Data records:
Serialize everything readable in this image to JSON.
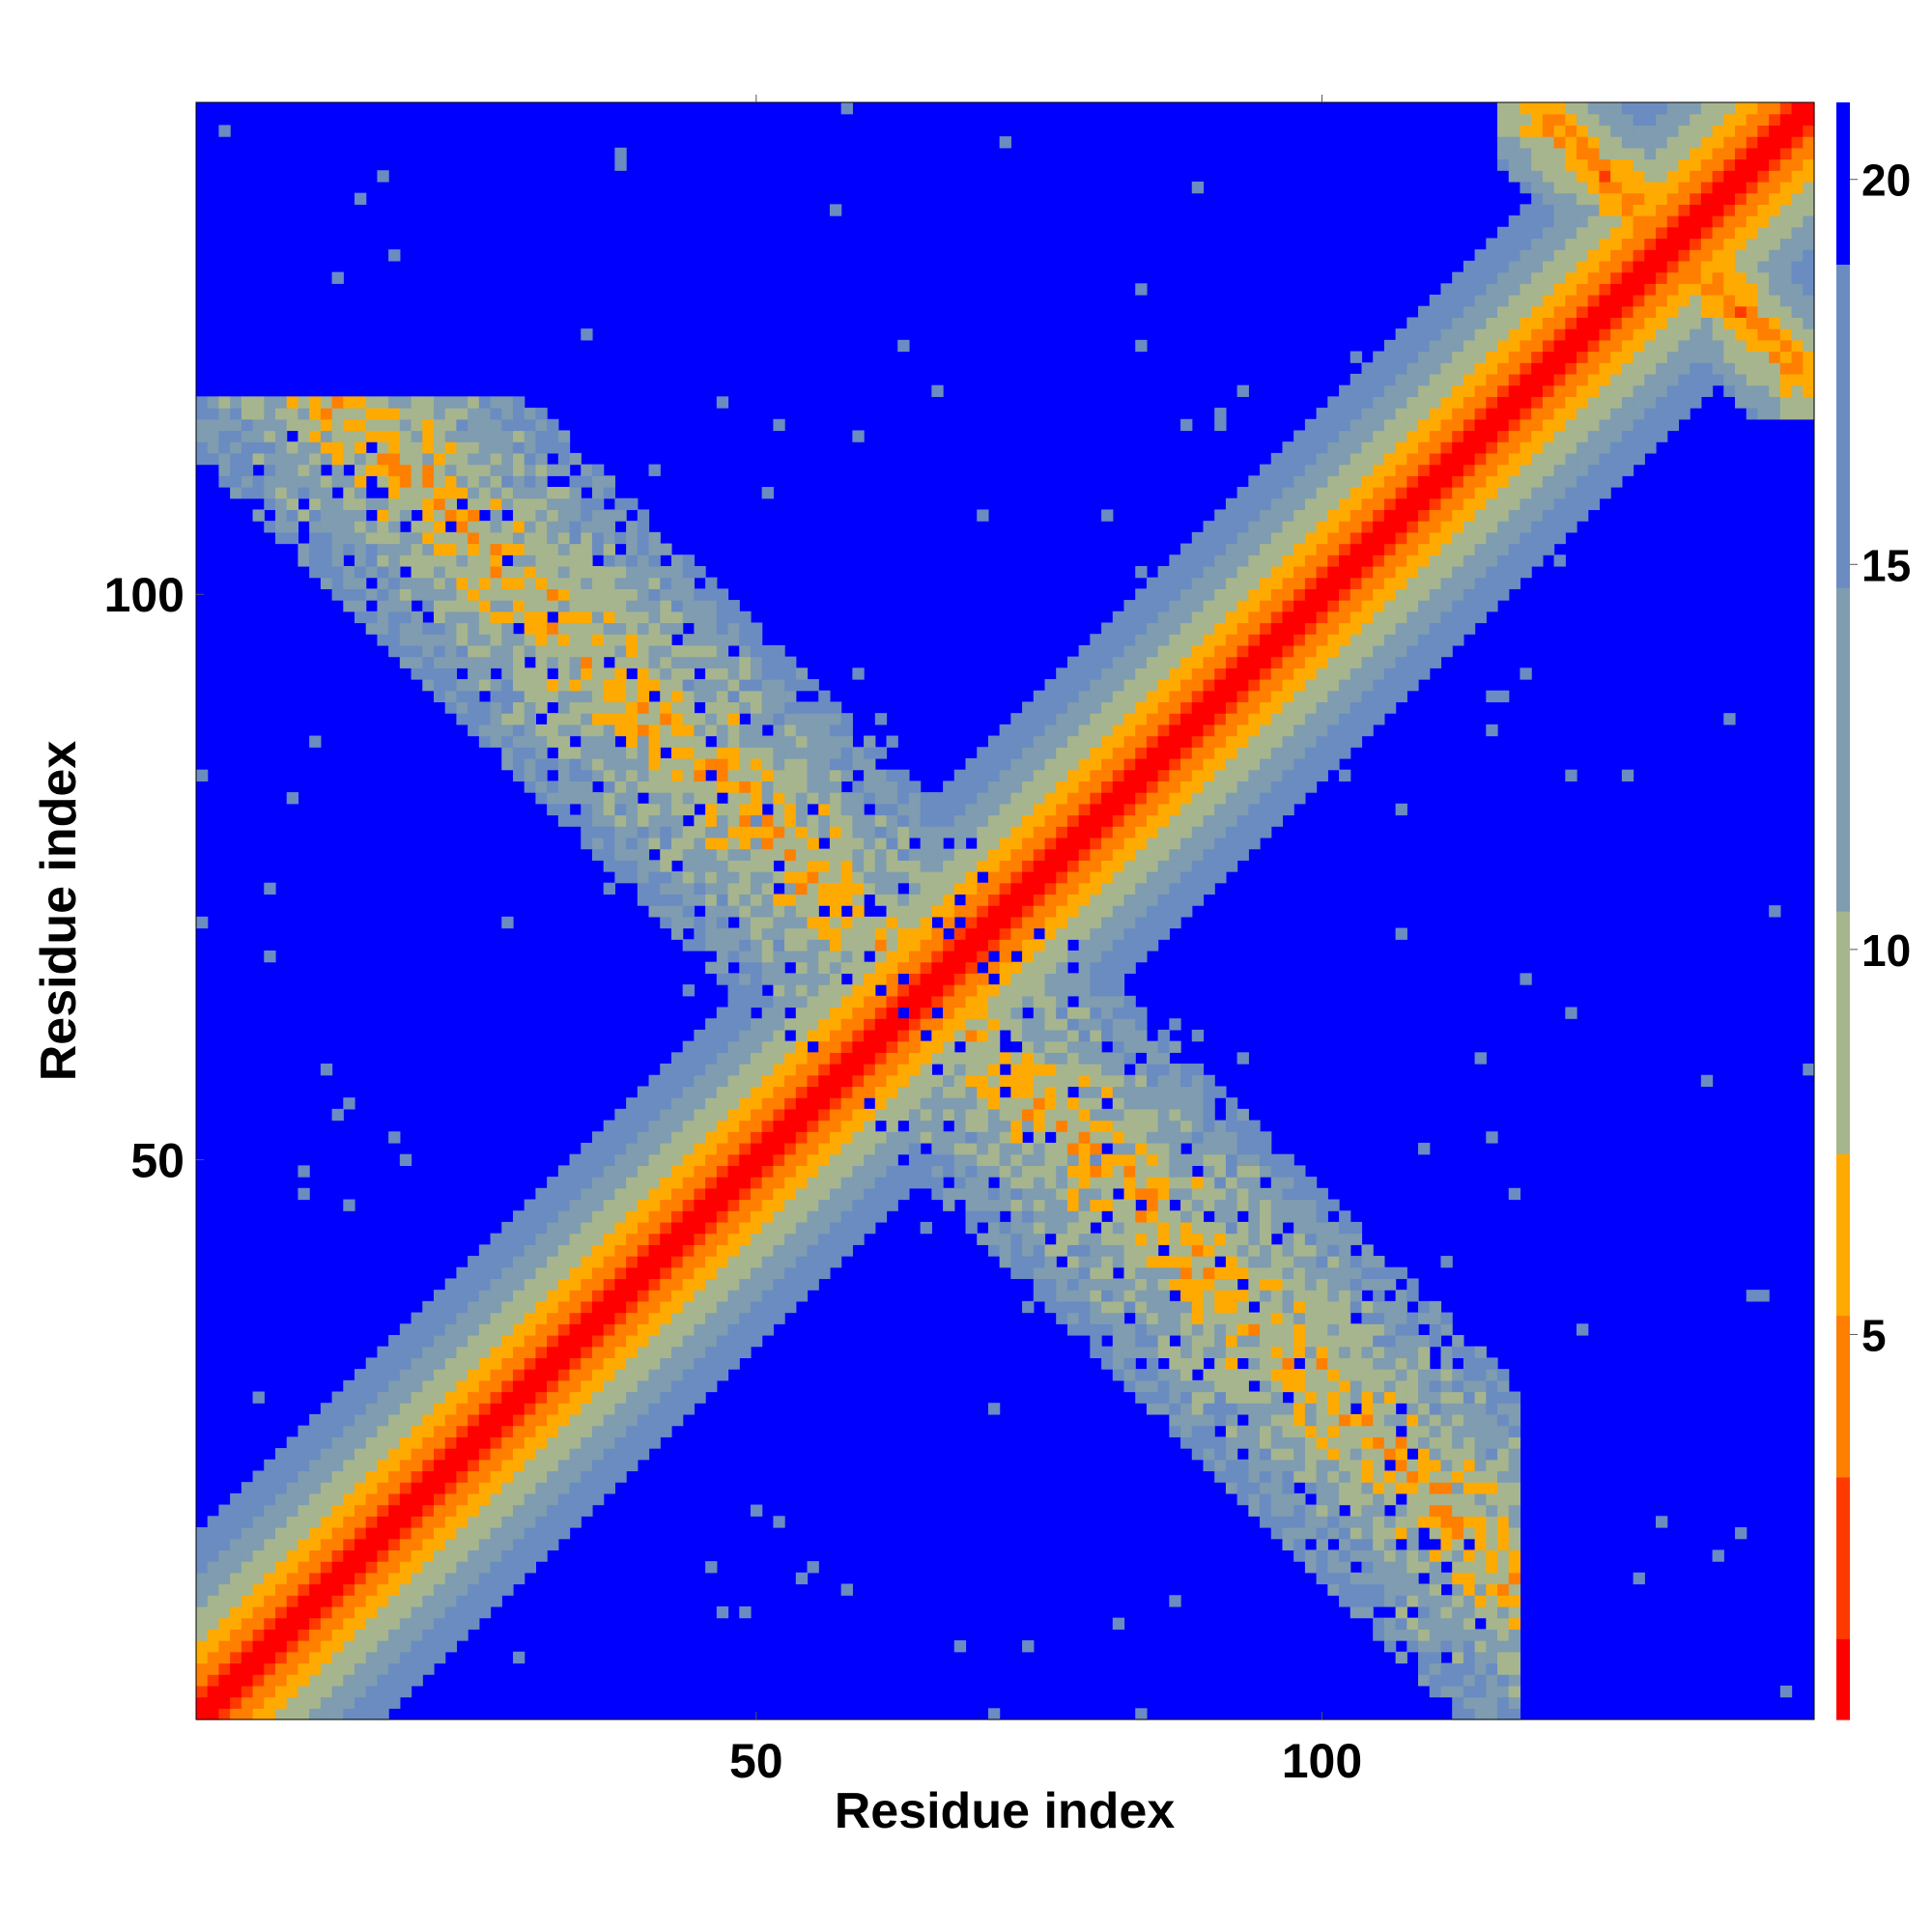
{
  "chart_data": {
    "type": "heatmap",
    "title": "",
    "xlabel": "Residue index",
    "ylabel": "Residue index",
    "n_residues": 143,
    "x_range": [
      1,
      143
    ],
    "y_range": [
      1,
      143
    ],
    "x_ticks": [
      50,
      100
    ],
    "y_ticks": [
      50,
      100
    ],
    "colorbar": {
      "ticks": [
        5,
        10,
        15,
        20
      ],
      "range": [
        0,
        21
      ],
      "levels": 20
    },
    "colorscale": [
      "#ff0000",
      "#ff3a00",
      "#ff7f00",
      "#ffaa00",
      "#a6b58e",
      "#7f9cb0",
      "#6a8cc0",
      "#0000ff"
    ],
    "contact_regions": {
      "main_diagonal": "i = j, distance ~0–3",
      "anti_diagonal_band": "i + j ≈ 130, spanning residues ~1–116 (X-shaped crossing near residue 65)",
      "upper_right_anti_band": "i + j ≈ 262, residues ~118–143"
    },
    "grid": false,
    "legend": "colorbar-right"
  }
}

**The request**
Report every line in the data above in which the word "index" appears.

**Result**
    "xlabel": "Residue index",
    "ylabel": "Residue index",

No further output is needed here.